Turn every line below into a Markdown table with two columns, "Row" for a running row number and "Line" for the line itself, and leave out any blank lines.

━━━━━━━━━━━━━━━━━━━━━━━━━━━━━━

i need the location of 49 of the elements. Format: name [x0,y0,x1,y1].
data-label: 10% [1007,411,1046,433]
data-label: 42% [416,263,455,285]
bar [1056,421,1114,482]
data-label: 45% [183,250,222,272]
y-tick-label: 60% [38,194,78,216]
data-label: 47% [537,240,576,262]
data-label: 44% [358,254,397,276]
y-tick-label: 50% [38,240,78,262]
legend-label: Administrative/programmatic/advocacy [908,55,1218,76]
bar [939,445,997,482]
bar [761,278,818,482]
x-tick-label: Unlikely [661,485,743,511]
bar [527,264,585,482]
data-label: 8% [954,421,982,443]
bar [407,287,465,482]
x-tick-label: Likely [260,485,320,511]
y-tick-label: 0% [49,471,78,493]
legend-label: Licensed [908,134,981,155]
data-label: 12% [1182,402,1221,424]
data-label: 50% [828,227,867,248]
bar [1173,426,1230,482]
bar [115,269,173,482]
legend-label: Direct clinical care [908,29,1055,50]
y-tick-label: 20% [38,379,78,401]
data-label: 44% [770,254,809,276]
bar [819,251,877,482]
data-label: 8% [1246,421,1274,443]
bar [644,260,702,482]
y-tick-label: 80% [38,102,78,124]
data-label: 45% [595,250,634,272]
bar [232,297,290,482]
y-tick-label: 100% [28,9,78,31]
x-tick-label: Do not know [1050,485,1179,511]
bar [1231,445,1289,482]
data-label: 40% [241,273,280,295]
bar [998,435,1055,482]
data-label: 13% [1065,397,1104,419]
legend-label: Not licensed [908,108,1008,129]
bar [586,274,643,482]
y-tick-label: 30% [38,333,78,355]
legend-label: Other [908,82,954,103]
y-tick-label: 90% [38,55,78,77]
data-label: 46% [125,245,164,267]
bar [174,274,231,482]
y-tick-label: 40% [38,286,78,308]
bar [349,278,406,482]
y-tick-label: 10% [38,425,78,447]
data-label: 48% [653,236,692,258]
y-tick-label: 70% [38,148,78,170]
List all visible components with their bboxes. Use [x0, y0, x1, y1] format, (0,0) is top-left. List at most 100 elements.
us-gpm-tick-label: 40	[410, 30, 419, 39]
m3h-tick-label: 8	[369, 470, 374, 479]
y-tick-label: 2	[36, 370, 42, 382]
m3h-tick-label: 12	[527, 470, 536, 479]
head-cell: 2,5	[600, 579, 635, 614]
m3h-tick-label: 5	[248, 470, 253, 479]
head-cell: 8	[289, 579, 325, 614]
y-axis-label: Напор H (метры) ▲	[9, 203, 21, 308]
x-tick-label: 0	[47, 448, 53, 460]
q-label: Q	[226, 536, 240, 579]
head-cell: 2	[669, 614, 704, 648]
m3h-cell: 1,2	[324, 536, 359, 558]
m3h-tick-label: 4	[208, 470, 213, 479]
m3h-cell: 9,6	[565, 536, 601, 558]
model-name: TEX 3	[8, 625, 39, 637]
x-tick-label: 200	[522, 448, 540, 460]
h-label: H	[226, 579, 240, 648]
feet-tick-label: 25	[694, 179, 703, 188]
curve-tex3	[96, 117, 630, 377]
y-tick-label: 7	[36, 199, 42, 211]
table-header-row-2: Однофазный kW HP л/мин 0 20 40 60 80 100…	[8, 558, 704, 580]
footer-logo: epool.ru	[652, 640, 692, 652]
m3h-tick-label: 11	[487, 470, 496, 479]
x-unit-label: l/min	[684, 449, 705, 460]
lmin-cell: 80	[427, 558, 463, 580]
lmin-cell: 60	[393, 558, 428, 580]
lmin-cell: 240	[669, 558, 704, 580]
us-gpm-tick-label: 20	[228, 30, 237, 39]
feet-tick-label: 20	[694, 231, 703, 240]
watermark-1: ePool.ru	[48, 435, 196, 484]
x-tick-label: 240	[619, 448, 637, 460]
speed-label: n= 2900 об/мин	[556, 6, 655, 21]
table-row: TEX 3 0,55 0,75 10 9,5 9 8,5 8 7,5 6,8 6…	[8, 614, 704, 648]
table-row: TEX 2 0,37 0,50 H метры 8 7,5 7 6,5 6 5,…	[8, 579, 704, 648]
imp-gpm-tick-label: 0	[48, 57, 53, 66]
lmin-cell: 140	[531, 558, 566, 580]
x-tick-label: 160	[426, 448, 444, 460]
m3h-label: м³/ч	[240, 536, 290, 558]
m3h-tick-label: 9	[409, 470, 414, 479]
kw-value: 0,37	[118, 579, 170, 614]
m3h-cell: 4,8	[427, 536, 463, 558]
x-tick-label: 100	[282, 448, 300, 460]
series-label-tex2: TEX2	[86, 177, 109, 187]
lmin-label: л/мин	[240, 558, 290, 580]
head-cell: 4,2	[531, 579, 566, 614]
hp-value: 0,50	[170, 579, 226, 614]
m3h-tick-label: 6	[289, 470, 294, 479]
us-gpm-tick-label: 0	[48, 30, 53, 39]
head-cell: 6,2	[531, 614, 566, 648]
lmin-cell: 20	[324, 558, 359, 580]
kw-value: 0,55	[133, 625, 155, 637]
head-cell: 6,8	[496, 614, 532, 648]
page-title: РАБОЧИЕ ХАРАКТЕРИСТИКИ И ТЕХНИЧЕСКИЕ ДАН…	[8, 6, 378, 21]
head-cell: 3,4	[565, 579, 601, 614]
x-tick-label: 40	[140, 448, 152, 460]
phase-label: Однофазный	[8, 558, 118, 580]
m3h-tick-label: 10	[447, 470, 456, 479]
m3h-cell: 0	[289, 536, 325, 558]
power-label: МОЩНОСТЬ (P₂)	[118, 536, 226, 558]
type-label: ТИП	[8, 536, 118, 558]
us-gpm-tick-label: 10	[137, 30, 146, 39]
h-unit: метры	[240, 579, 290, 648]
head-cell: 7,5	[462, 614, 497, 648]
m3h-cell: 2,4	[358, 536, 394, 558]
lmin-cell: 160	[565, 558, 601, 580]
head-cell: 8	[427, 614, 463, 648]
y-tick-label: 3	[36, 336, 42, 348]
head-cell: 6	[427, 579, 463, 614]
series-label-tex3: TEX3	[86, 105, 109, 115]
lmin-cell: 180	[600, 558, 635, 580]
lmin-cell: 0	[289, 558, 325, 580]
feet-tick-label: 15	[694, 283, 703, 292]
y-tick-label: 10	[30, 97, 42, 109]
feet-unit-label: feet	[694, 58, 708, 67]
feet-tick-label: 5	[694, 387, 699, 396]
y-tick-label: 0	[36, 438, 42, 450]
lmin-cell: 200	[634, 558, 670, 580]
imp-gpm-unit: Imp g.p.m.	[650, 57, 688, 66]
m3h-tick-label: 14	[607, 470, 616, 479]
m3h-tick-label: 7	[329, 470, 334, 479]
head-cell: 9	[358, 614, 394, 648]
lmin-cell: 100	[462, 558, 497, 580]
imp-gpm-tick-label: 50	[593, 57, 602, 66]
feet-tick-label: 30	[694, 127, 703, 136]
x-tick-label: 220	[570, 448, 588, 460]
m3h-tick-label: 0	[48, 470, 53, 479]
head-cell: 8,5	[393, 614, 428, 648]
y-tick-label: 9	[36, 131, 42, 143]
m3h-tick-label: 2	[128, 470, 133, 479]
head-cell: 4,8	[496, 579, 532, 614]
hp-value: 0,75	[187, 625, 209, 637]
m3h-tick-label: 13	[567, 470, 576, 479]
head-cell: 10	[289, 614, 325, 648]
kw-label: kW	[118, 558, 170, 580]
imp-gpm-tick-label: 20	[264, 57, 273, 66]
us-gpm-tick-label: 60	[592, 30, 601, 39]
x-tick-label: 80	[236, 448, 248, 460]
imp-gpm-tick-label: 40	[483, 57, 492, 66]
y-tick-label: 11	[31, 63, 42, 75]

━━━━━━━━━━━━━━━━━━━━━━━━━━━━━━

The answer>
| Row | Line |
|---|---|
| 1 | i need the location of 49 of the elements. Format: name [x0,y0,x1,y1]. |
| 2 | data-label: 10% [1007,411,1046,433] |
| 3 | data-label: 42% [416,263,455,285] |
| 4 | bar [1056,421,1114,482] |
| 5 | data-label: 45% [183,250,222,272] |
| 6 | y-tick-label: 60% [38,194,78,216] |
| 7 | data-label: 47% [537,240,576,262] |
| 8 | data-label: 44% [358,254,397,276] |
| 9 | y-tick-label: 50% [38,240,78,262] |
| 10 | legend-label: Administrative/programmatic/advocacy [908,55,1218,76] |
| 11 | bar [939,445,997,482] |
| 12 | bar [761,278,818,482] |
| 13 | x-tick-label: Unlikely [661,485,743,511] |
| 14 | bar [527,264,585,482] |
| 15 | data-label: 8% [954,421,982,443] |
| 16 | bar [407,287,465,482] |
| 17 | x-tick-label: Likely [260,485,320,511] |
| 18 | y-tick-label: 0% [49,471,78,493] |
| 19 | legend-label: Licensed [908,134,981,155] |
| 20 | data-label: 12% [1182,402,1221,424] |
| 21 | data-label: 50% [828,227,867,248] |
| 22 | bar [1173,426,1230,482] |
| 23 | bar [115,269,173,482] |
| 24 | legend-label: Direct clinical care [908,29,1055,50] |
| 25 | y-tick-label: 20% [38,379,78,401] |
| 26 | data-label: 44% [770,254,809,276] |
| 27 | bar [819,251,877,482] |
| 28 | data-label: 8% [1246,421,1274,443] |
| 29 | bar [644,260,702,482] |
| 30 | y-tick-label: 80% [38,102,78,124] |
| 31 | data-label: 45% [595,250,634,272] |
| 32 | bar [232,297,290,482] |
| 33 | y-tick-label: 100% [28,9,78,31] |
| 34 | x-tick-label: Do not know [1050,485,1179,511] |
| 35 | bar [1231,445,1289,482] |
| 36 | data-label: 40% [241,273,280,295] |
| 37 | bar [998,435,1055,482] |
| 38 | data-label: 13% [1065,397,1104,419] |
| 39 | legend-label: Not licensed [908,108,1008,129] |
| 40 | bar [586,274,643,482] |
| 41 | y-tick-label: 30% [38,333,78,355] |
| 42 | legend-label: Other [908,82,954,103] |
| 43 | y-tick-label: 90% [38,55,78,77] |
| 44 | data-label: 46% [125,245,164,267] |
| 45 | bar [174,274,231,482] |
| 46 | y-tick-label: 40% [38,286,78,308] |
| 47 | bar [349,278,406,482] |
| 48 | y-tick-label: 10% [38,425,78,447] |
| 49 | data-label: 48% [653,236,692,258] |
| 50 | y-tick-label: 70% [38,148,78,170] |
| 51 | List all visible components with their bboxes. Use [x0, y0, x1, y1] format, (0,0) is top-left. List at most 100 elements. |
| 52 | us-gpm-tick-label: 40	[410, 30, 419, 39] |
| 53 | m3h-tick-label: 8	[369, 470, 374, 479] |
| 54 | y-tick-label: 2	[36, 370, 42, 382] |
| 55 | m3h-tick-label: 12	[527, 470, 536, 479] |
| 56 | head-cell: 2,5	[600, 579, 635, 614] |
| 57 | m3h-tick-label: 5	[248, 470, 253, 479] |
| 58 | head-cell: 8	[289, 579, 325, 614] |
| 59 | y-axis-label: Напор H (метры) ▲	[9, 203, 21, 308] |
| 60 | x-tick-label: 0	[47, 448, 53, 460] |
| 61 | q-label: Q	[226, 536, 240, 579] |
| 62 | head-cell: 2	[669, 614, 704, 648] |
| 63 | m3h-cell: 1,2	[324, 536, 359, 558] |
| 64 | m3h-tick-label: 4	[208, 470, 213, 479] |
| 65 | m3h-cell: 9,6	[565, 536, 601, 558] |
| 66 | model-name: TEX 3	[8, 625, 39, 637] |
| 67 | x-tick-label: 200	[522, 448, 540, 460] |
| 68 | h-label: H	[226, 579, 240, 648] |
| 69 | feet-tick-label: 25	[694, 179, 703, 188] |
| 70 | curve-tex3	[96, 117, 630, 377] |
| 71 | y-tick-label: 7	[36, 199, 42, 211] |
| 72 | table-header-row-2: Однофазный kW HP л/мин 0 20 40 60 80 100…	[8, 558, 704, 580] |
| 73 | footer-logo: epool.ru	[652, 640, 692, 652] |
| 74 | m3h-tick-label: 11	[487, 470, 496, 479] |
| 75 | x-unit-label: l/min	[684, 449, 705, 460] |
| 76 | lmin-cell: 80	[427, 558, 463, 580] |
| 77 | lmin-cell: 60	[393, 558, 428, 580] |
| 78 | lmin-cell: 240	[669, 558, 704, 580] |
| 79 | us-gpm-tick-label: 20	[228, 30, 237, 39] |
| 80 | feet-tick-label: 20	[694, 231, 703, 240] |
| 81 | watermark-1: ePool.ru	[48, 435, 196, 484] |
| 82 | x-tick-label: 240	[619, 448, 637, 460] |
| 83 | speed-label: n= 2900 об/мин	[556, 6, 655, 21] |
| 84 | table-row: TEX 3 0,55 0,75 10 9,5 9 8,5 8 7,5 6,8 6…	[8, 614, 704, 648] |
| 85 | table-row: TEX 2 0,37 0,50 H метры 8 7,5 7 6,5 6 5,…	[8, 579, 704, 648] |
| 86 | imp-gpm-tick-label: 0	[48, 57, 53, 66] |
| 87 | lmin-cell: 140	[531, 558, 566, 580] |
| 88 | x-tick-label: 160	[426, 448, 444, 460] |
| 89 | m3h-label: м³/ч	[240, 536, 290, 558] |
| 90 | m3h-tick-label: 9	[409, 470, 414, 479] |
| 91 | kw-value: 0,37	[118, 579, 170, 614] |
| 92 | m3h-cell: 4,8	[427, 536, 463, 558] |
| 93 | x-tick-label: 100	[282, 448, 300, 460] |
| 94 | series-label-tex2: TEX2	[86, 177, 109, 187] |
| 95 | lmin-label: л/мин	[240, 558, 290, 580] |
| 96 | head-cell: 4,2	[531, 579, 566, 614] |
| 97 | hp-value: 0,50	[170, 579, 226, 614] |
| 98 | m3h-tick-label: 6	[289, 470, 294, 479] |
| 99 | us-gpm-tick-label: 0	[48, 30, 53, 39] |
| 100 | head-cell: 6,2	[531, 614, 566, 648] |
| 101 | lmin-cell: 20	[324, 558, 359, 580] |
| 102 | kw-value: 0,55	[133, 625, 155, 637] |
| 103 | head-cell: 6,8	[496, 614, 532, 648] |
| 104 | page-title: РАБОЧИЕ ХАРАКТЕРИСТИКИ И ТЕХНИЧЕСКИЕ ДАН…	[8, 6, 378, 21] |
| 105 | head-cell: 3,4	[565, 579, 601, 614] |
| 106 | x-tick-label: 40	[140, 448, 152, 460] |
| 107 | phase-label: Однофазный	[8, 558, 118, 580] |
| 108 | m3h-tick-label: 10	[447, 470, 456, 479] |
| 109 | m3h-cell: 0	[289, 536, 325, 558] |
| 110 | power-label: МОЩНОСТЬ (P₂)	[118, 536, 226, 558] |
| 111 | type-label: ТИП	[8, 536, 118, 558] |
| 112 | us-gpm-tick-label: 10	[137, 30, 146, 39] |
| 113 | h-unit: метры	[240, 579, 290, 648] |
| 114 | head-cell: 7,5	[462, 614, 497, 648] |
| 115 | m3h-cell: 2,4	[358, 536, 394, 558] |
| 116 | lmin-cell: 160	[565, 558, 601, 580] |
| 117 | head-cell: 8	[427, 614, 463, 648] |
| 118 | y-tick-label: 3	[36, 336, 42, 348] |
| 119 | head-cell: 6	[427, 579, 463, 614] |
| 120 | series-label-tex3: TEX3	[86, 105, 109, 115] |
| 121 | lmin-cell: 180	[600, 558, 635, 580] |
| 122 | lmin-cell: 0	[289, 558, 325, 580] |
| 123 | feet-tick-label: 15	[694, 283, 703, 292] |
| 124 | y-tick-label: 10	[30, 97, 42, 109] |
| 125 | feet-unit-label: feet	[694, 58, 708, 67] |
| 126 | feet-tick-label: 5	[694, 387, 699, 396] |
| 127 | y-tick-label: 0	[36, 438, 42, 450] |
| 128 | lmin-cell: 200	[634, 558, 670, 580] |
| 129 | imp-gpm-unit: Imp g.p.m.	[650, 57, 688, 66] |
| 130 | m3h-tick-label: 14	[607, 470, 616, 479] |
| 131 | m3h-tick-label: 7	[329, 470, 334, 479] |
| 132 | head-cell: 9	[358, 614, 394, 648] |
| 133 | lmin-cell: 100	[462, 558, 497, 580] |
| 134 | imp-gpm-tick-label: 50	[593, 57, 602, 66] |
| 135 | feet-tick-label: 30	[694, 127, 703, 136] |
| 136 | x-tick-label: 220	[570, 448, 588, 460] |
| 137 | m3h-tick-label: 0	[48, 470, 53, 479] |
| 138 | head-cell: 8,5	[393, 614, 428, 648] |
| 139 | y-tick-label: 9	[36, 131, 42, 143] |
| 140 | m3h-tick-label: 2	[128, 470, 133, 479] |
| 141 | head-cell: 4,8	[496, 579, 532, 614] |
| 142 | hp-value: 0,75	[187, 625, 209, 637] |
| 143 | m3h-tick-label: 13	[567, 470, 576, 479] |
| 144 | head-cell: 10	[289, 614, 325, 648] |
| 145 | kw-label: kW	[118, 558, 170, 580] |
| 146 | imp-gpm-tick-label: 20	[264, 57, 273, 66] |
| 147 | us-gpm-tick-label: 60	[592, 30, 601, 39] |
| 148 | x-tick-label: 80	[236, 448, 248, 460] |
| 149 | imp-gpm-tick-label: 40	[483, 57, 492, 66] |
| 150 | y-tick-label: 11	[31, 63, 42, 75] |